EXTRACT PROVIDED:
+---+

However, an examination of Gibbs’ epic 1875 paper, “On the Equilibrium of Heterogeneous Substances” [4], fails to reveal any such equations, and 31 years later Partington would correct his earlier statement in Volume 4 of his massive History of Chemistry, where he admitted that the Gibbs–Helmholtz equation “was never given or used by Gibbs” [5].

But if this is the case, how was Partington misled in 1913? The answer seems to lie in a passing comment in L. P. Wheeler’s 1951 biography of Gibbs, where we read [6]:

Another physicist who, according to the testimony of Professor Michael Pupin, must have become acquainted with Gibbs’ work in the mid-eighties was Hermann von Helmholtz. In 1882, the latter had published a derivation of an equation giving the rate of change of the electromotive force with temperature for a reversible electrolytic cell which generally became known as the Gibbs–Helmholtz equation after it was pointed out that it was implicit and more readily derivable from Gibbs’ work of some 4 or 5 years previous.

There are three things to note in this quote: first, the unsubstantiated suggestion that Helmholtz had gotten the idea for his equation from the earlier work of Gibbs; second, the admission that the equation in question was only “implicit” in that work; and third, Wheeler’s failure to tell us who it was that first called attention to this fact.

As it turns out that someone was probably none other than Gibbs himself in a letter to Sir Oliver Lodge published in the 1888 volume of the Report of the Meetings of the British Association for the Advancement of Science. Here, after reviewing the equations he had given in 1875 for the potential of an electrochemical cell at constant temperature, he notes that [7]:Footnote 2

It is very easy to show that these results are in complete accordance with Helmholtz’s differential equation. We have only to differentiate (with respect to the temperature) the value which we have found for the electromotive force.

+---+

RECORDS SHOWN:
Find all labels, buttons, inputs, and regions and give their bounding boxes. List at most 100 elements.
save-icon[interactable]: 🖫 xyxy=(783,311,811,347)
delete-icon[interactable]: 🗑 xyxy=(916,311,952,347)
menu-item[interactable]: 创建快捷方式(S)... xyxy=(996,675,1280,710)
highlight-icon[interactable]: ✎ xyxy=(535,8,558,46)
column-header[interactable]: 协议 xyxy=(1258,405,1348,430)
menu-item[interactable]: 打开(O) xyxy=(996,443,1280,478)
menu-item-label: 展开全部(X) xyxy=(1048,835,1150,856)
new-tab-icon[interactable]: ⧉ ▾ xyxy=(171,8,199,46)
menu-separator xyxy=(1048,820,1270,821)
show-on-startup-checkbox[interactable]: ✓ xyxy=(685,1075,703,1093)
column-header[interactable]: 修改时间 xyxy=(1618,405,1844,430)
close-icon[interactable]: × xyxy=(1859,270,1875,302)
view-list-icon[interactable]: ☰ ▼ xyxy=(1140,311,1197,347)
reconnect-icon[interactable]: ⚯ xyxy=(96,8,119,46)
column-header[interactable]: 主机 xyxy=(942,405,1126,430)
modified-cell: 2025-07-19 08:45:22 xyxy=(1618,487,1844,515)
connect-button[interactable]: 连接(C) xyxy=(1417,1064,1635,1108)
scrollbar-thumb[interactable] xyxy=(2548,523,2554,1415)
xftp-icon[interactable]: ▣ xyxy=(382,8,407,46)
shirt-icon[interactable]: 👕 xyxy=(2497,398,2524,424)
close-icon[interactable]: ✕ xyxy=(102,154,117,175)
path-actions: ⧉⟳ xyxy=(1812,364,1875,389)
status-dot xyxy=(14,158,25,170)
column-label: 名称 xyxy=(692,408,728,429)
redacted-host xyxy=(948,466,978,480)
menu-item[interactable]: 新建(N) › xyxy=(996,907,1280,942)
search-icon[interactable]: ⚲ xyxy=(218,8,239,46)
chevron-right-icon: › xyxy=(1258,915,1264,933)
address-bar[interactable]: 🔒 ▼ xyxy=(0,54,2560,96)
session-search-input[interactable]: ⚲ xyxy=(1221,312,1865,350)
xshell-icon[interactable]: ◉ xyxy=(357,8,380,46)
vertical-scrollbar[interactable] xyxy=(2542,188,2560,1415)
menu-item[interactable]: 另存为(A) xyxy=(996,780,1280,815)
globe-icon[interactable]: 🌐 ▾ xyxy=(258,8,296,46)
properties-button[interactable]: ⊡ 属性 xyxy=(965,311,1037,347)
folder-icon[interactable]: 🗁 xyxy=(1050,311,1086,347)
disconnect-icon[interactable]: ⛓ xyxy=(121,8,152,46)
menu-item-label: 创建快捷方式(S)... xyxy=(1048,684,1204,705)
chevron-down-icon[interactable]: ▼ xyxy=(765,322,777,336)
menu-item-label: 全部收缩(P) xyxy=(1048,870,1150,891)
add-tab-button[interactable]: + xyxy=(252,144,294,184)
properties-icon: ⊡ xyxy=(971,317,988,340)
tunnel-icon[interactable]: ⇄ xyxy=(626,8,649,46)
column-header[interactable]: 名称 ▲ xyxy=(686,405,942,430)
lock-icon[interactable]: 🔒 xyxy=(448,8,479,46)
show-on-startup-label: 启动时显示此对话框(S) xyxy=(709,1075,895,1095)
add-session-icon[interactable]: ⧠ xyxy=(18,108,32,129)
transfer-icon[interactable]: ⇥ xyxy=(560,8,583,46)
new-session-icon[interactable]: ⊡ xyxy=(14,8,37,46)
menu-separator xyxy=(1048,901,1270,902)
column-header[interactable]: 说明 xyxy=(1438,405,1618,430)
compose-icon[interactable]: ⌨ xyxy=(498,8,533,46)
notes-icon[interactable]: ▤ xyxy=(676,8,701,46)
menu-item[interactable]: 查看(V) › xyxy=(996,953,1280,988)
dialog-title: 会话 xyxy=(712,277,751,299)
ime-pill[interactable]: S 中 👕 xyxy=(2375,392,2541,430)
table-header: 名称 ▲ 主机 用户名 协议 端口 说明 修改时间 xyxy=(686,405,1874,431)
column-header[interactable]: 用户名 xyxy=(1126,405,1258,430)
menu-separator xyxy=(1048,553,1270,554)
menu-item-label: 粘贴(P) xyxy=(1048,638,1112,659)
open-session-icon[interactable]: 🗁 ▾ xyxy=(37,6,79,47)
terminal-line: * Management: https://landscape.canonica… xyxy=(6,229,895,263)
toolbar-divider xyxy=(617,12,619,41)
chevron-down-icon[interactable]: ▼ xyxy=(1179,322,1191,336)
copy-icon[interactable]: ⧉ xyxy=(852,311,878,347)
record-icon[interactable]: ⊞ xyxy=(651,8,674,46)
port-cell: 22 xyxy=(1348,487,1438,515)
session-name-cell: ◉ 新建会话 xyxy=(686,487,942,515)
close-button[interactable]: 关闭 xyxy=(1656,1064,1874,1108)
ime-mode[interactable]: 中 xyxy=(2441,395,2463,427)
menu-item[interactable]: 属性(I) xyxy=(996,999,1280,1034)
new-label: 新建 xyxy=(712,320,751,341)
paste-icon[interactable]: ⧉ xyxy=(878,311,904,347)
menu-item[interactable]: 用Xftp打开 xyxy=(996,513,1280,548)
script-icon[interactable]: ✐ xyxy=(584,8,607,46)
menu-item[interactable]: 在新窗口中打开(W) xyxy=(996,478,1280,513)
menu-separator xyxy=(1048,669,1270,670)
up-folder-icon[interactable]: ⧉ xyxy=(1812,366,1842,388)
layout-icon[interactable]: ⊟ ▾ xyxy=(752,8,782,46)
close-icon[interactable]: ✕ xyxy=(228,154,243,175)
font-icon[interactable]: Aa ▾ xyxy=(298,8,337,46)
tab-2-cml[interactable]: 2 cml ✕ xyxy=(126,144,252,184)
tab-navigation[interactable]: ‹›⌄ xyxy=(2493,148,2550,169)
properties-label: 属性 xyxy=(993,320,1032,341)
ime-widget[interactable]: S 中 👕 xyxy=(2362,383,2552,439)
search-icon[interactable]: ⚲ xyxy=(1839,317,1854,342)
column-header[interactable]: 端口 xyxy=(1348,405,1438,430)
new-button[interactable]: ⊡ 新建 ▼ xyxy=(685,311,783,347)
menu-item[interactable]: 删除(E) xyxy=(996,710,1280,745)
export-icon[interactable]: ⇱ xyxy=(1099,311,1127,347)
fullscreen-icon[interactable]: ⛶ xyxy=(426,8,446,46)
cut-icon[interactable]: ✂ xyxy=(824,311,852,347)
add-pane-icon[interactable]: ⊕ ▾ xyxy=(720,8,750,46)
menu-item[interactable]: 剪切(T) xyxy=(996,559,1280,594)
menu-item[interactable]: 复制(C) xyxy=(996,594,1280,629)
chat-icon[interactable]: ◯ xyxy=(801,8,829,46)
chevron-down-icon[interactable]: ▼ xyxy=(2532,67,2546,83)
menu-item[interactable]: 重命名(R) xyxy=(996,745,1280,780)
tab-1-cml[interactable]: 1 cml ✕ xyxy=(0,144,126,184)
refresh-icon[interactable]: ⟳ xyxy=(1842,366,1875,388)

+---+

PROMPT 1: In the passage on the origin of the Gibbs–Helmholtz equation, where did Partington admit that the equation "was never given or used by Gibbs"?
PROMPT 2: Write the next part of the passage on the origin of the Gibbs–Helmholtz equation, starting after its final sentence.
The listing plays no part in what follows.

EXERCISE RESPONSE 1: He made that admission in Volume 4 of his History of Chemistry.

EXERCISE RESPONSE 2:
After six subsequent substitutions and rearrangements, Gibbs finally arrives at his version of Eq. 3,Footnote 3 albeit 6 years after Helmholtz rather than 7 years before him, as originally implied by Partington and Wheeler.

Thus, we find that Partington’s conclusion in 1964 was no more correct than his statement of 1913. But does the derivation of an already known equation 6 years after the fact really entitled one to equal billing? This question is even further complicated by Partington’s further claim in his history that relationships equivalent to Eq. 4 had already been derived by both Horstmann in 1872 and by Lord Kelvin in 1857, though I have been unable to verify this claim [5, 8].Footnote 4

All of these difficulties are a reflection of the pitfalls that underlie the widespread practice of eponymy or the naming of equations, laws, elements, compounds, apparatus, etc. after famous scientists. For a variety of reasons, these names are almost invariably historically misleading and it would save much gnashing of teeth on the part of historians if this practice was discontinued. This, of course, is unlikely to happen since canonization in this fashion is probably the unspoken fantasy of every practicing scientist.